[Stored data entries]
■ ■ ■ ■ ■

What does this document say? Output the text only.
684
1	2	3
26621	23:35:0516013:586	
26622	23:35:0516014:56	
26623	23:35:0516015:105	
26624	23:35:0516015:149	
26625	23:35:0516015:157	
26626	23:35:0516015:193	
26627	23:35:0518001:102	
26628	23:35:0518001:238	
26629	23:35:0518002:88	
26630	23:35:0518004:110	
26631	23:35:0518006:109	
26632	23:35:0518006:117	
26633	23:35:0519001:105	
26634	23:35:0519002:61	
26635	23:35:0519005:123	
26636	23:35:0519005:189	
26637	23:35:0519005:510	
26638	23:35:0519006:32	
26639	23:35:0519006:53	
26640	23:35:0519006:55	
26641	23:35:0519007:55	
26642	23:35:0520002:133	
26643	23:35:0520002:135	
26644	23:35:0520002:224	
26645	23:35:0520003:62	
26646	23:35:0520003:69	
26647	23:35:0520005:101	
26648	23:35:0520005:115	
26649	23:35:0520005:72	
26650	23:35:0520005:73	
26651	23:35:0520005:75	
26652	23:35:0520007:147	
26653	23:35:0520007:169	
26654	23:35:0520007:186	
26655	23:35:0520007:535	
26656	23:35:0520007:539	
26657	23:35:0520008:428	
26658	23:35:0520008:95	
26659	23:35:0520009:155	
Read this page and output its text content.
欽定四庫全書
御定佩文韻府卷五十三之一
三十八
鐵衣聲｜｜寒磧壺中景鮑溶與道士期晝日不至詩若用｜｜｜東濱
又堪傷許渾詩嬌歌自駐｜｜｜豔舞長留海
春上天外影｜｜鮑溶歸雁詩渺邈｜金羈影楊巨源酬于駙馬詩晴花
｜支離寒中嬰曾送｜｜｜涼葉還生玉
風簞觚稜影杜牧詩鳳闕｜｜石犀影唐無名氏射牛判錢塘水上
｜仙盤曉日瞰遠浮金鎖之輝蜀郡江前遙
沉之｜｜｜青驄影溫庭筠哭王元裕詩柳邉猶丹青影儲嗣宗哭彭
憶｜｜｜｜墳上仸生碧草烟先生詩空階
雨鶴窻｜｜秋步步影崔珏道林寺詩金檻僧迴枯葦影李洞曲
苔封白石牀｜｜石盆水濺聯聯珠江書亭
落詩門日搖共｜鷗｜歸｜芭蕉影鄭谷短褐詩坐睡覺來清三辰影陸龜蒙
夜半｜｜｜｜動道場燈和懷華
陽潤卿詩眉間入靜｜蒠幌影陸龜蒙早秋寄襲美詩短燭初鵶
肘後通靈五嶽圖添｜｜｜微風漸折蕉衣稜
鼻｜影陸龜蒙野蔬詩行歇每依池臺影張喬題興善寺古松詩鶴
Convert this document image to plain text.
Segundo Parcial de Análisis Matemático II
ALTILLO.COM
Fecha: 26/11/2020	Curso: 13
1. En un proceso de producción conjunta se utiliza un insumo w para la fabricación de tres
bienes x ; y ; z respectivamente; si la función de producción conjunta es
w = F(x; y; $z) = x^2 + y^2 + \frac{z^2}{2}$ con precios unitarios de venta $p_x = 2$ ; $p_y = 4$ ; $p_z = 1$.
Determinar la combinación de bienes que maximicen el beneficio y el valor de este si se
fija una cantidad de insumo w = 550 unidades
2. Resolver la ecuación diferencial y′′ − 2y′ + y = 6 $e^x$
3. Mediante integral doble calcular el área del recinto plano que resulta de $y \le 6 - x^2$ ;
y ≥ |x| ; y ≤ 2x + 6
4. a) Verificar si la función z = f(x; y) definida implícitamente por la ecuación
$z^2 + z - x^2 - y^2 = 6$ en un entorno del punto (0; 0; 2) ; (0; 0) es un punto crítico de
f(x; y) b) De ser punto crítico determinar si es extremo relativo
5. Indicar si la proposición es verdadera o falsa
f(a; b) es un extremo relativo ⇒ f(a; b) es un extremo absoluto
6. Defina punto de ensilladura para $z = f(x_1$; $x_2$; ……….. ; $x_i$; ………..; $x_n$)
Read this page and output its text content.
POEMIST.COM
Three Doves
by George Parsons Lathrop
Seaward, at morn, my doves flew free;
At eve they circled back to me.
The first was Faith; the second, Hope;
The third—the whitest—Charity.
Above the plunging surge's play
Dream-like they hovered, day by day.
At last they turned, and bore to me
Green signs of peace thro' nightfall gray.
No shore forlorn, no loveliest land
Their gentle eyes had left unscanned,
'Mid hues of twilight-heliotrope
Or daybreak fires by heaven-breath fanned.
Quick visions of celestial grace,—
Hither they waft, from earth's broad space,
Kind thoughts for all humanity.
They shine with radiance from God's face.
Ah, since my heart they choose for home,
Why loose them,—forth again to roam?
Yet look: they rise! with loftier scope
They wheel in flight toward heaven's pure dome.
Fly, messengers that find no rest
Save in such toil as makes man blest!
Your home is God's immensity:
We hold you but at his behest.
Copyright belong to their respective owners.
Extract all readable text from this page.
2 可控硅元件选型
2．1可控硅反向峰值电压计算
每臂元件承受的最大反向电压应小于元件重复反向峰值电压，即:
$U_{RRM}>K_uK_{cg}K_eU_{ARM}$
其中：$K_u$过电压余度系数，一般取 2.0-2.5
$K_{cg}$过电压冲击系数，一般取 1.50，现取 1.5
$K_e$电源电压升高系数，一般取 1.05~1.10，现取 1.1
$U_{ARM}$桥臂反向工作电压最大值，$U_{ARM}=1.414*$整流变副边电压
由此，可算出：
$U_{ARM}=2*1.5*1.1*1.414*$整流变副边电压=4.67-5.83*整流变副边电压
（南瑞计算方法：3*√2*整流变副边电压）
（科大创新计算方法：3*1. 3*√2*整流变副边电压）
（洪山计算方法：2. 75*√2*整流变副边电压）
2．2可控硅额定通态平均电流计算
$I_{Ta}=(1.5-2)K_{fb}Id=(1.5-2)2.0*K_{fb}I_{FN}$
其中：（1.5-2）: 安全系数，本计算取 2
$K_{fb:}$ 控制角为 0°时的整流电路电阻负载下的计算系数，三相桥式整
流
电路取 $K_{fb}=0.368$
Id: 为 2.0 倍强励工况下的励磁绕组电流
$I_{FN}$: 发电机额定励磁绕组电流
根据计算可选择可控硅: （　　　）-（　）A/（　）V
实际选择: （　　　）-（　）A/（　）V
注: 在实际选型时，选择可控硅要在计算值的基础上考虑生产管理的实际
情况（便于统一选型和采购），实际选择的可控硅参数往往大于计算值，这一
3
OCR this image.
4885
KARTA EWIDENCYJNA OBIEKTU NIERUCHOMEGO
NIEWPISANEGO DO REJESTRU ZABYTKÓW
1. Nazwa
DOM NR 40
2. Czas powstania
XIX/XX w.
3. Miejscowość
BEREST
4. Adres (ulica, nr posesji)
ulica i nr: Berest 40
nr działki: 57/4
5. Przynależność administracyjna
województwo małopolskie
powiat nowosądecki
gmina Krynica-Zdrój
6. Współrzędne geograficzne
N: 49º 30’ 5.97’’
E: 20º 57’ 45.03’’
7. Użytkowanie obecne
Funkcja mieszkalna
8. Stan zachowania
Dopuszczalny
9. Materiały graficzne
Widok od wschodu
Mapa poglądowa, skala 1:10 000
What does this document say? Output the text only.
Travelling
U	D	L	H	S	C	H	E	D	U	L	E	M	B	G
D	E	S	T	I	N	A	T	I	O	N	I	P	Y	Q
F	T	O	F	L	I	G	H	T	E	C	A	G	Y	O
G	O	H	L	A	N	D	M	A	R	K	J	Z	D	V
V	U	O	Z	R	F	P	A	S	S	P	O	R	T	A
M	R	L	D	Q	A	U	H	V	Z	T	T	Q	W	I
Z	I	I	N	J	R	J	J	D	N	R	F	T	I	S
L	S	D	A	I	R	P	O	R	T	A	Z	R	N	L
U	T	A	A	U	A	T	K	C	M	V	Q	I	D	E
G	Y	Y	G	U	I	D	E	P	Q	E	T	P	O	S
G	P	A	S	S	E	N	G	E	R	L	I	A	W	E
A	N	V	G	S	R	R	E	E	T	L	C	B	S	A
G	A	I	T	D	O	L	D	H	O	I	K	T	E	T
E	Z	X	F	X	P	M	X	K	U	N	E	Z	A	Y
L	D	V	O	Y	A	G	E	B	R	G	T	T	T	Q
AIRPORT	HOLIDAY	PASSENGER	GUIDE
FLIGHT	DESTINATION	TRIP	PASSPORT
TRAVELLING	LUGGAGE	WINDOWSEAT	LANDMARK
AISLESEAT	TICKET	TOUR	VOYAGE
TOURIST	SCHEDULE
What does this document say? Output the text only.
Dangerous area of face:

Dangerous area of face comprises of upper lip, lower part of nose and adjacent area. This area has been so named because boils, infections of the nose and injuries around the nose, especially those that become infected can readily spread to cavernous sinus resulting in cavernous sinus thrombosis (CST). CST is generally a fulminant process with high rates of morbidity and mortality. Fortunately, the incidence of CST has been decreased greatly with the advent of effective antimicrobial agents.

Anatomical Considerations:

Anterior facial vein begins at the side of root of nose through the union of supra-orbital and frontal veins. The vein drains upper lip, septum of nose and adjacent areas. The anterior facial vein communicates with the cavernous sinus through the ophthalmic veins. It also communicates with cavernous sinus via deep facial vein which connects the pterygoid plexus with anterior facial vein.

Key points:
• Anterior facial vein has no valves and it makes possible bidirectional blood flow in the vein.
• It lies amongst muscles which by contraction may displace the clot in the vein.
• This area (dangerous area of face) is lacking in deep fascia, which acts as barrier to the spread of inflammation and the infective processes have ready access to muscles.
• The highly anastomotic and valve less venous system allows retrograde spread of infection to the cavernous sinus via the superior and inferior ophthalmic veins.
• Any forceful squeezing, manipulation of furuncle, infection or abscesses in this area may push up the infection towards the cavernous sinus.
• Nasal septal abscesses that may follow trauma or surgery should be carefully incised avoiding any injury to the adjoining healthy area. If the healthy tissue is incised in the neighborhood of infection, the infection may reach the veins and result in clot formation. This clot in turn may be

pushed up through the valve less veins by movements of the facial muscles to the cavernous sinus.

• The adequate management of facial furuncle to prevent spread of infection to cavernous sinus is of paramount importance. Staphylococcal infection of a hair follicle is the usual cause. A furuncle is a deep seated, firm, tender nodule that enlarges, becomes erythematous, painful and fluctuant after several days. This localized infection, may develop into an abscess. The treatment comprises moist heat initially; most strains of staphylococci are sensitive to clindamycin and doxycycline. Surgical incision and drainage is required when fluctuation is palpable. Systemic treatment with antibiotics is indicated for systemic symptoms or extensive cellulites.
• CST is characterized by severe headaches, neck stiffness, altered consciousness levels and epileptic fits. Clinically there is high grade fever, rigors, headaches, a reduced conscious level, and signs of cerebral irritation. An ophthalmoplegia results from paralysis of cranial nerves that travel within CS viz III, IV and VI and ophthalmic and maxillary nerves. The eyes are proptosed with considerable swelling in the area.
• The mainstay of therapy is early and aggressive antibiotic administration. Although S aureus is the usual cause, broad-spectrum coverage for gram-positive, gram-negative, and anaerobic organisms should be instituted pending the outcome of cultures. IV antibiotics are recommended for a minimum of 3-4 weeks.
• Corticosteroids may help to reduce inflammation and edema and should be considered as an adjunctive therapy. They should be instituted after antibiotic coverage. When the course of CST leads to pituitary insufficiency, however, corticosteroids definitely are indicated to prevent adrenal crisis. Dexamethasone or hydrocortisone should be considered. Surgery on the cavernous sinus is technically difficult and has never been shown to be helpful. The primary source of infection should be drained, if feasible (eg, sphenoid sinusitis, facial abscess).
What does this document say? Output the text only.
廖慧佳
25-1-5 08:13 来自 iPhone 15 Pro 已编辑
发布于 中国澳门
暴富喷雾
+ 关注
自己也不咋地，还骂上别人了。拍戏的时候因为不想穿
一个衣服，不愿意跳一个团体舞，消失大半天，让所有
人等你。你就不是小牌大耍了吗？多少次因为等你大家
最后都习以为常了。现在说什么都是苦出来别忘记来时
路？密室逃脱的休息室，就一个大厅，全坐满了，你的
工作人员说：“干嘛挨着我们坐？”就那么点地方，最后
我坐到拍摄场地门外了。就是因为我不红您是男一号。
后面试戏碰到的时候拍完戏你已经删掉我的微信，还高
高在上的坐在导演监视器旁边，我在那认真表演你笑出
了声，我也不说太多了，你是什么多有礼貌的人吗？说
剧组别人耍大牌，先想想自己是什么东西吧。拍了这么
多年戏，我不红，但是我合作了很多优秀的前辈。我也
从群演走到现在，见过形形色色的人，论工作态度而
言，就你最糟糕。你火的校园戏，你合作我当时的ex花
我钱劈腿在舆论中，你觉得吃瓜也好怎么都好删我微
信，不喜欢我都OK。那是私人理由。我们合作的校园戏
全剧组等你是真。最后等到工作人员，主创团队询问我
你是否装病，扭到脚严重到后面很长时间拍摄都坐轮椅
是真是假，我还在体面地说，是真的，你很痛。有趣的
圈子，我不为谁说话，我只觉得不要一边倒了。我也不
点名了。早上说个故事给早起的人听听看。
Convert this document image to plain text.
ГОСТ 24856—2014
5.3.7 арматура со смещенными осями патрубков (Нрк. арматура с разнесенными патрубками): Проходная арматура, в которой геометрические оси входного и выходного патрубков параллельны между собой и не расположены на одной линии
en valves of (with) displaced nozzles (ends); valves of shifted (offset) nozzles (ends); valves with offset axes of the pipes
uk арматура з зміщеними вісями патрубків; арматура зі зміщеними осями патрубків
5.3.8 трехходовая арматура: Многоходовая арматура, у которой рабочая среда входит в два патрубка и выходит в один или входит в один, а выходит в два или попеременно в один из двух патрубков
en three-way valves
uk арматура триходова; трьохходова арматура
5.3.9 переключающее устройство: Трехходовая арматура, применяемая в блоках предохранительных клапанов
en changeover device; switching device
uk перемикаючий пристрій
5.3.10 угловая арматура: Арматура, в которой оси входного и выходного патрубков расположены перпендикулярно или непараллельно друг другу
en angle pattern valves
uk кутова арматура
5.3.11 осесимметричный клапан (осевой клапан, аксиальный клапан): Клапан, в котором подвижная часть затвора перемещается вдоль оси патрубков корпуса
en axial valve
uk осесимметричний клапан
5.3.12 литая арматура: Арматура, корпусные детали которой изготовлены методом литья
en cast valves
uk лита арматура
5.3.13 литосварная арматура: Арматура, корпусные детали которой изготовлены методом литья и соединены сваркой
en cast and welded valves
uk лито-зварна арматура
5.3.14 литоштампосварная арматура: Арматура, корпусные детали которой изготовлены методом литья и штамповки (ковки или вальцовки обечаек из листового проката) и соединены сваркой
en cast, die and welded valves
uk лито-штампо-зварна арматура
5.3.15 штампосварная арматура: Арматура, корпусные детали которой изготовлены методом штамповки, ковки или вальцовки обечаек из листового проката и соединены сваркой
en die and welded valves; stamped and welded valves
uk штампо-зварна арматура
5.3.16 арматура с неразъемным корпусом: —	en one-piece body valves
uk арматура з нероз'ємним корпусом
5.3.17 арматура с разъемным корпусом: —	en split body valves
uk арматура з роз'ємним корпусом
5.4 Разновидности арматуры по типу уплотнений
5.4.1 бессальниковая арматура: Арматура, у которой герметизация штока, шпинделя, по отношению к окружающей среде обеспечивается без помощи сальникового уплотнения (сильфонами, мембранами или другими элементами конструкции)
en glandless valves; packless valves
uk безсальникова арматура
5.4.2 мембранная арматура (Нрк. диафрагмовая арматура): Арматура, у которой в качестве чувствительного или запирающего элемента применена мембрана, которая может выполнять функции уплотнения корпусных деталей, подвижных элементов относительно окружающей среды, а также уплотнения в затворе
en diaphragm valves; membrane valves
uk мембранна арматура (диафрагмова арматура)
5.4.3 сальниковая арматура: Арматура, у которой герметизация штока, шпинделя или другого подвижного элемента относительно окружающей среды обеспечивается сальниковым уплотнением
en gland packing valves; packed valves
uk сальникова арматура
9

■ ■ ■ ■ ■

Goal: How many lines of these entries contain "from"? Answer with the number and nothing else.

The completed task: 4